▸ **PROBLEM**: Return all the data below as it stands, minus the pictures.

▸ **RECORDS FOR THE TASK**:

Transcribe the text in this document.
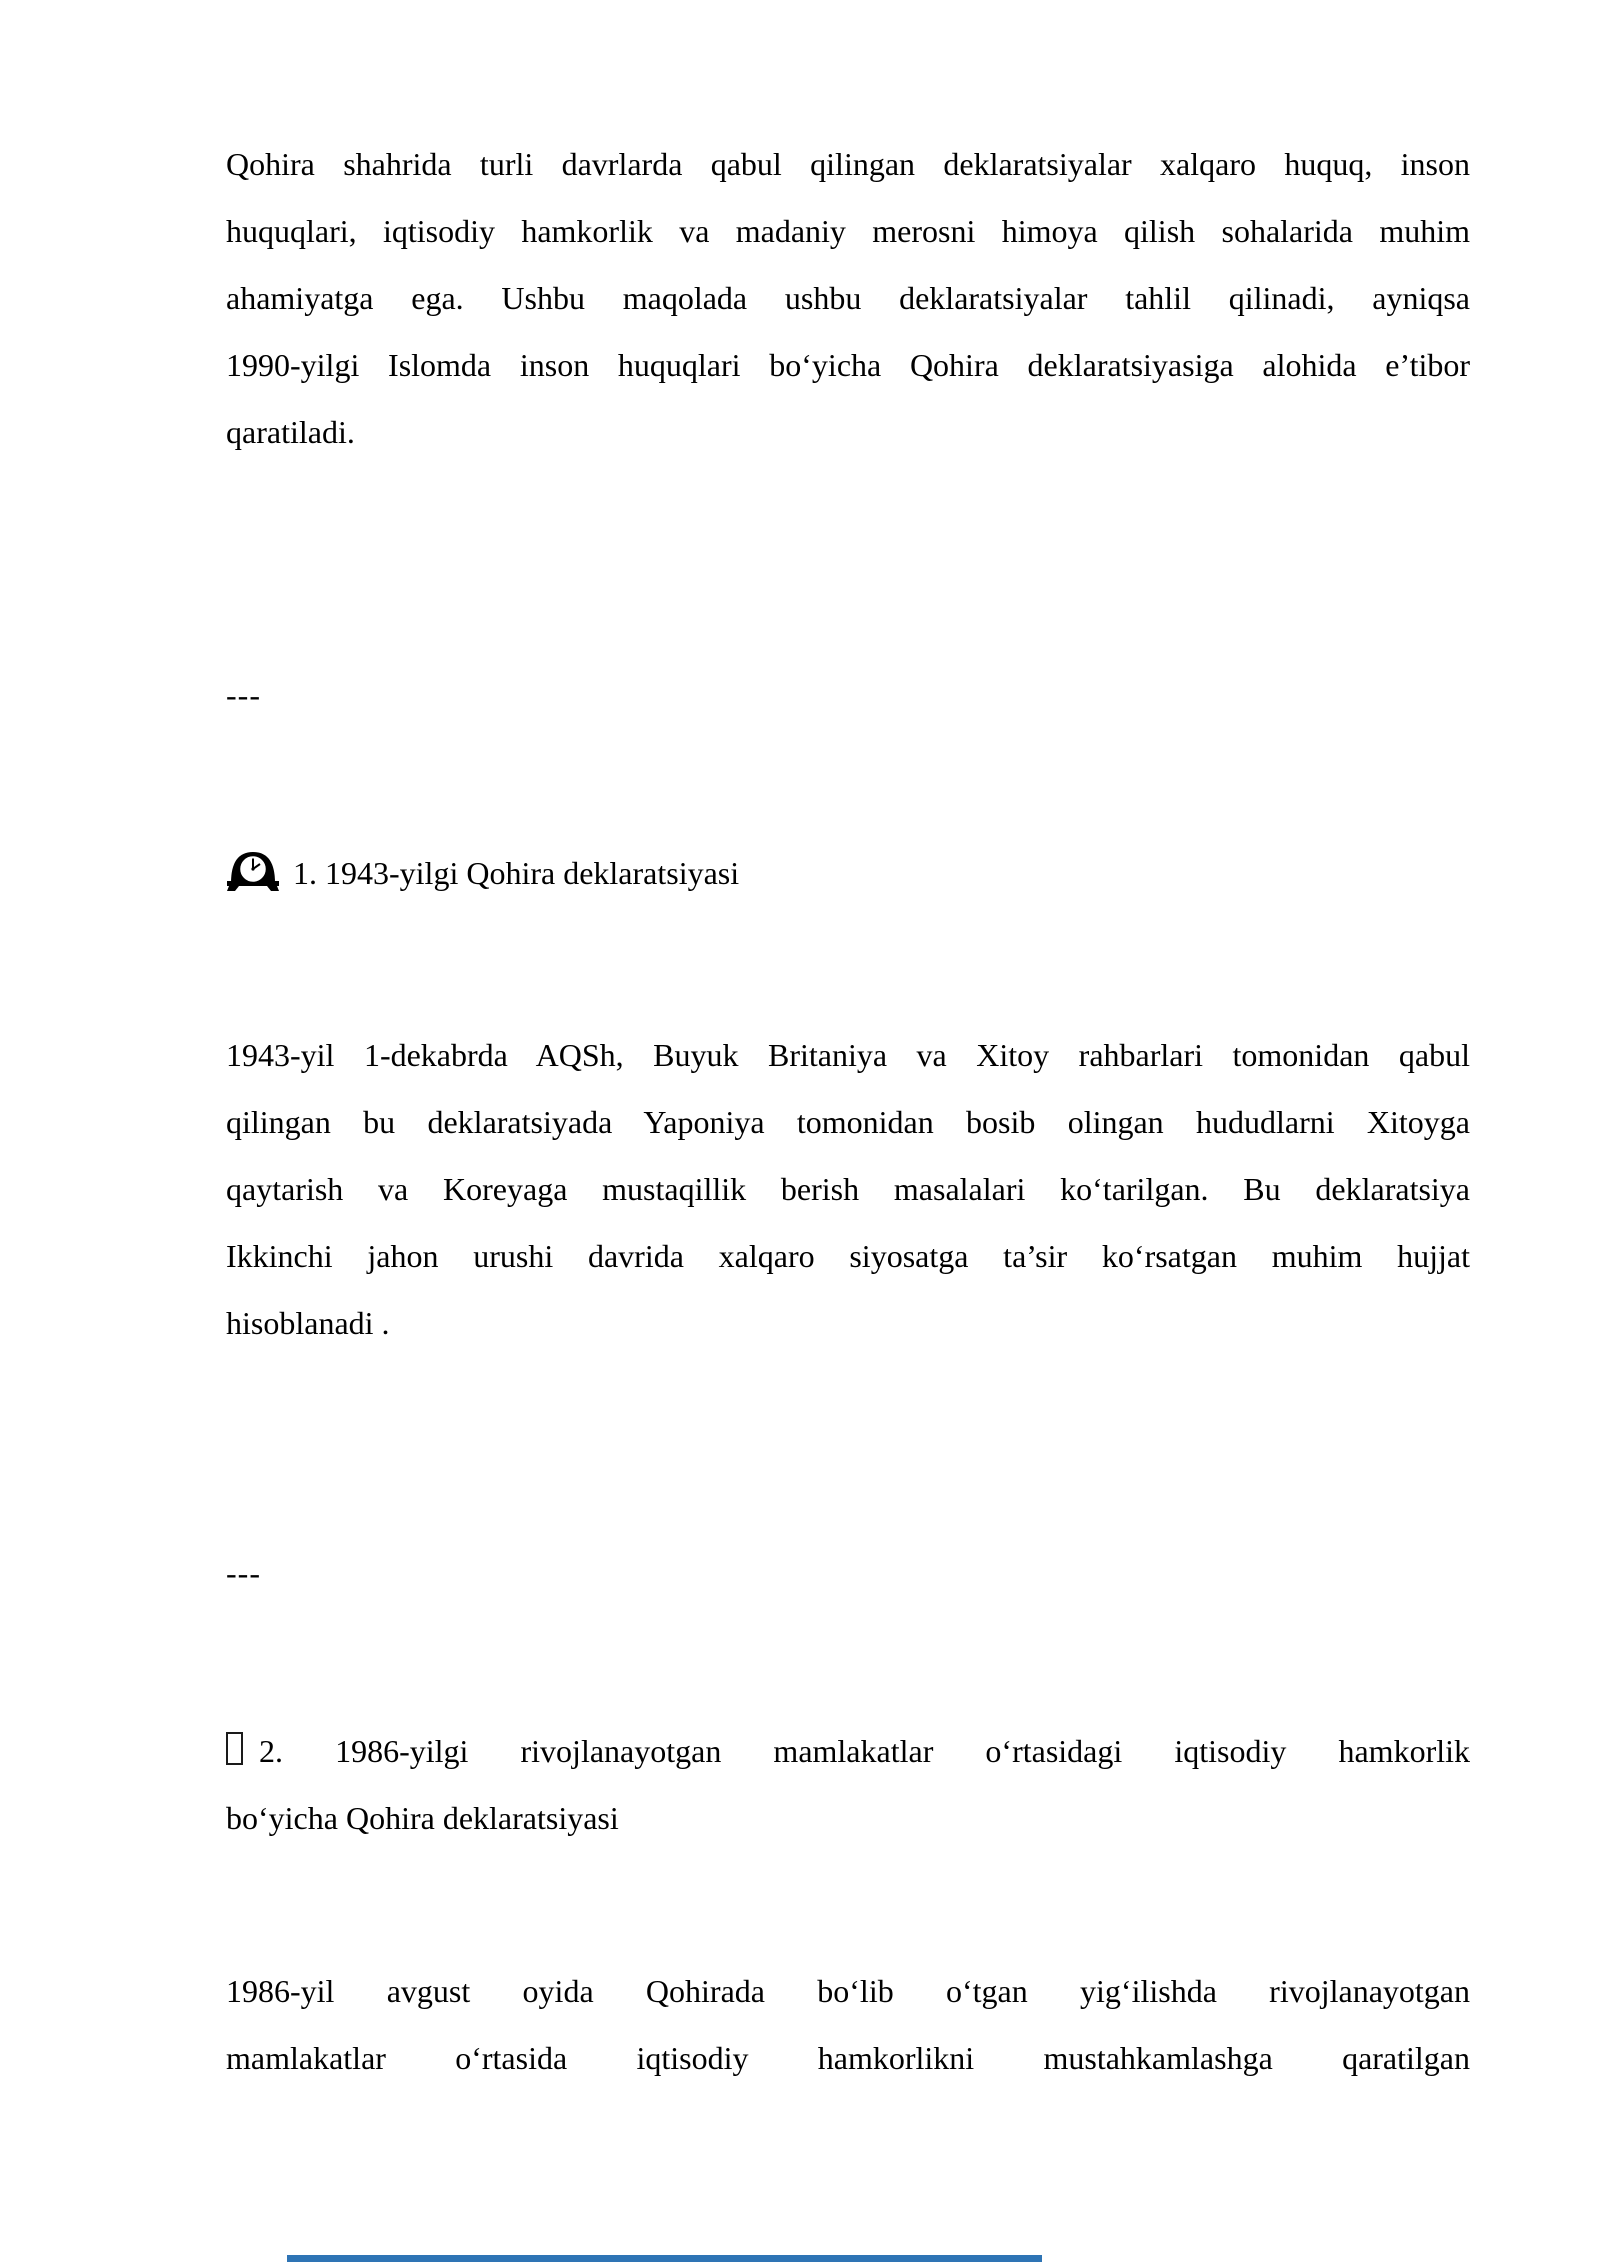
Qohira shahrida turli davrlarda qabul qilingan deklaratsiyalar xalqaro huquq, inson
huquqlari, iqtisodiy hamkorlik va madaniy merosni himoya qilish sohalarida muhim
ahamiyatga ega. Ushbu maqolada ushbu deklaratsiyalar tahlil qilinadi, ayniqsa
1990-yilgi Islomda inson huquqlari bo‘yicha Qohira deklaratsiyasiga alohida e’tibor
qaratiladi.
---
1. 1943-yilgi Qohira deklaratsiyasi
1943-yil 1-dekabrda AQSh, Buyuk Britaniya va Xitoy rahbarlari tomonidan qabul
qilingan bu deklaratsiyada Yaponiya tomonidan bosib olingan hududlarni Xitoyga
qaytarish va Koreyaga mustaqillik berish masalalari ko‘tarilgan. Bu deklaratsiya
Ikkinchi jahon urushi davrida xalqaro siyosatga ta’sir ko‘rsatgan muhim hujjat
hisoblanadi .
---
2. 1986-yilgi rivojlanayotgan mamlakatlar o‘rtasidagi iqtisodiy hamkorlik
bo‘yicha Qohira deklaratsiyasi
1986-yil avgust oyida Qohirada bo‘lib o‘tgan yig‘ilishda rivojlanayotgan
mamlakatlar o‘rtasida iqtisodiy hamkorlikni mustahkamlashga qaratilgan
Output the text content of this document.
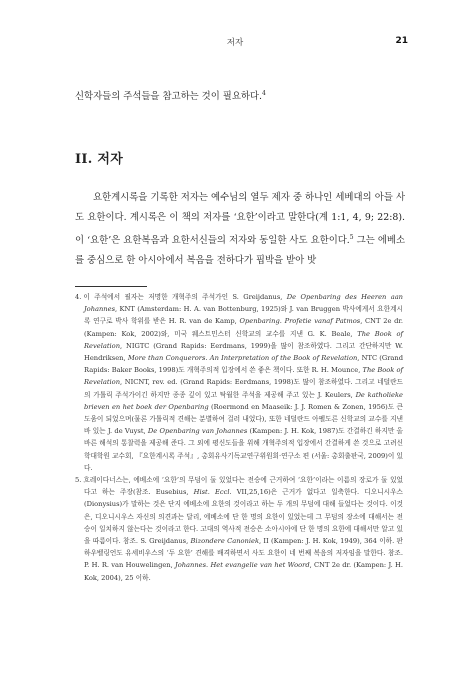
저자	21

신학자들의 주석들을 참고하는 것이 필요하다.$^4$

II. 저자

요한계시록을 기록한 저자는 예수님의 열두 제자 중 하나인 세베대의 아들 사도 요한이다. 계시록은 이 책의 저자를 ‘요한’이라고 말한다(계 1:1, 4, 9; 22:8). 이 ‘요한’은 요한복음과 요한서신들의 저자와 동일한 사도 요한이다.$^5$ 그는 에베소를 중심으로 한 아시아에서 복음을 전하다가 핍박을 받아 밧

4. 이 주석에서 필자는 저명한 개혁주의 주석가인 S. Greijdanus, De Openbaring des Heeren aan Johannes, KNT (Amsterdam: H. A. van Bottenburg, 1925)와 J. van Bruggen 박사에게서 요한계시록 연구로 박사 학위를 받은 H. R. van de Kamp, Openbaring. Profetie vanaf Patmos, CNT 2e dr. (Kampen: Kok, 2002)와, 미국 웨스트민스터 신학교의 교수를 지낸 G. K. Beale, The Book of Revelation, NIGTC (Grand Rapids: Eerdmans, 1999)을 많이 참조하였다. 그리고 간단하지만 W. Hendriksen, More than Conquerors. An Interpretation of the Book of Revelation, NTC (Grand Rapids: Baker Books, 1998)도 개혁주의적 입장에서 쓴 좋은 책이다. 또한 R. H. Mounce, The Book of Revelation, NICNT, rev. ed. (Grand Rapids: Eerdmans, 1998)도 많이 참조하였다. 그리고 네덜란드의 가톨릭 주석가이긴 하지만 종종 깊이 있고 탁월한 주석을 제공해 주고 있는 J. Keulers, De katholieke brieven en het boek der Openbaring (Roermond en Maaseik: J. J. Romen & Zonen, 1956)도 큰 도움이 되었으며(물론 가톨릭적 견해는 분별하여 걸러 내었다), 또한 네덜란드 아펠도른 신학교의 교수를 지낸 바 있는 J. de Vuyst, De Openbaring van Johannes (Kampen: J. H. Kok, 1987)도 간결하긴 하지만 올바른 해석의 통찰력을 제공해 준다. 그 외에 평신도들을 위해 개혁주의적 입장에서 간결하게 쓴 것으로 고려신학대학원 교수회, 『요한계시록 주석』, 총회유사기독교연구위원회·연구소 편 (서울: 총회출판국, 2009)이 있다.

5. 흐레이다너스는, 에베소에 ‘요한’의 무덤이 둘 있었다는 전승에 근거하여 ‘요한’이라는 이름의 장로가 둘 있었다고 하는 주장(참조. Eusebius, Hist. Eccl. VII,25,16)은 근거가 없다고 일축한다. 디오니시우스(Dionysius)가 말하는 것은 단지 에베소에 요한의 것이라고 하는 두 개의 무덤에 대해 들었다는 것이다. 이것은, 디오니시우스 자신의 의견과는 달리, 에베소에 단 한 명의 요한이 있었는데 그 무덤의 장소에 대해서는 전승이 일치하지 않는다는 것이라고 한다. 고대의 역사적 전승은 소아시아에 단 한 명의 요한에 대해서만 알고 있을 따름이다. 참조. S. Greijdanus, Bizondere Canoniek, II (Kampen: J. H. Kok, 1949), 364 이하. 판 하우벨링언도 유세비우스의 ‘두 요한’ 견해를 배격하면서 사도 요한이 네 번째 복음의 저자임을 말한다. 참조. P. H. R. van Houwelingen, Johannes. Het evangelie van het Woord, CNT 2e dr. (Kampen: J. H. Kok, 2004), 25 이하.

▸ **THE SOLUTION**:
Transcribe the text in this document.
Qohira shahrida turli davrlarda qabul qilingan deklaratsiyalar xalqaro huquq, inson
huquqlari, iqtisodiy hamkorlik va madaniy merosni himoya qilish sohalarida muhim
ahamiyatga ega. Ushbu maqolada ushbu deklaratsiyalar tahlil qilinadi, ayniqsa
1990-yilgi Islomda inson huquqlari bo‘yicha Qohira deklaratsiyasiga alohida e’tibor
qaratiladi.
---
1. 1943-yilgi Qohira deklaratsiyasi
1943-yil 1-dekabrda AQSh, Buyuk Britaniya va Xitoy rahbarlari tomonidan qabul
qilingan bu deklaratsiyada Yaponiya tomonidan bosib olingan hududlarni Xitoyga
qaytarish va Koreyaga mustaqillik berish masalalari ko‘tarilgan. Bu deklaratsiya
Ikkinchi jahon urushi davrida xalqaro siyosatga ta’sir ko‘rsatgan muhim hujjat
hisoblanadi .
---
2. 1986-yilgi rivojlanayotgan mamlakatlar o‘rtasidagi iqtisodiy hamkorlik
bo‘yicha Qohira deklaratsiyasi
1986-yil avgust oyida Qohirada bo‘lib o‘tgan yig‘ilishda rivojlanayotgan
mamlakatlar o‘rtasida iqtisodiy hamkorlikni mustahkamlashga qaratilgan
Output the text content of this document.
저자	21

신학자들의 주석들을 참고하는 것이 필요하다.$^4$

II. 저자

요한계시록을 기록한 저자는 예수님의 열두 제자 중 하나인 세베대의 아들 사도 요한이다. 계시록은 이 책의 저자를 ‘요한’이라고 말한다(계 1:1, 4, 9; 22:8). 이 ‘요한’은 요한복음과 요한서신들의 저자와 동일한 사도 요한이다.$^5$ 그는 에베소를 중심으로 한 아시아에서 복음을 전하다가 핍박을 받아 밧

4. 이 주석에서 필자는 저명한 개혁주의 주석가인 S. Greijdanus, De Openbaring des Heeren aan Johannes, KNT (Amsterdam: H. A. van Bottenburg, 1925)와 J. van Bruggen 박사에게서 요한계시록 연구로 박사 학위를 받은 H. R. van de Kamp, Openbaring. Profetie vanaf Patmos, CNT 2e dr. (Kampen: Kok, 2002)와, 미국 웨스트민스터 신학교의 교수를 지낸 G. K. Beale, The Book of Revelation, NIGTC (Grand Rapids: Eerdmans, 1999)을 많이 참조하였다. 그리고 간단하지만 W. Hendriksen, More than Conquerors. An Interpretation of the Book of Revelation, NTC (Grand Rapids: Baker Books, 1998)도 개혁주의적 입장에서 쓴 좋은 책이다. 또한 R. H. Mounce, The Book of Revelation, NICNT, rev. ed. (Grand Rapids: Eerdmans, 1998)도 많이 참조하였다. 그리고 네덜란드의 가톨릭 주석가이긴 하지만 종종 깊이 있고 탁월한 주석을 제공해 주고 있는 J. Keulers, De katholieke brieven en het boek der Openbaring (Roermond en Maaseik: J. J. Romen & Zonen, 1956)도 큰 도움이 되었으며(물론 가톨릭적 견해는 분별하여 걸러 내었다), 또한 네덜란드 아펠도른 신학교의 교수를 지낸 바 있는 J. de Vuyst, De Openbaring van Johannes (Kampen: J. H. Kok, 1987)도 간결하긴 하지만 올바른 해석의 통찰력을 제공해 준다. 그 외에 평신도들을 위해 개혁주의적 입장에서 간결하게 쓴 것으로 고려신학대학원 교수회, 『요한계시록 주석』, 총회유사기독교연구위원회·연구소 편 (서울: 총회출판국, 2009)이 있다.

5. 흐레이다너스는, 에베소에 ‘요한’의 무덤이 둘 있었다는 전승에 근거하여 ‘요한’이라는 이름의 장로가 둘 있었다고 하는 주장(참조. Eusebius, Hist. Eccl. VII,25,16)은 근거가 없다고 일축한다. 디오니시우스(Dionysius)가 말하는 것은 단지 에베소에 요한의 것이라고 하는 두 개의 무덤에 대해 들었다는 것이다. 이것은, 디오니시우스 자신의 의견과는 달리, 에베소에 단 한 명의 요한이 있었는데 그 무덤의 장소에 대해서는 전승이 일치하지 않는다는 것이라고 한다. 고대의 역사적 전승은 소아시아에 단 한 명의 요한에 대해서만 알고 있을 따름이다. 참조. S. Greijdanus, Bizondere Canoniek, II (Kampen: J. H. Kok, 1949), 364 이하. 판 하우벨링언도 유세비우스의 ‘두 요한’ 견해를 배격하면서 사도 요한이 네 번째 복음의 저자임을 말한다. 참조. P. H. R. van Houwelingen, Johannes. Het evangelie van het Woord, CNT 2e dr. (Kampen: J. H. Kok, 2004), 25 이하.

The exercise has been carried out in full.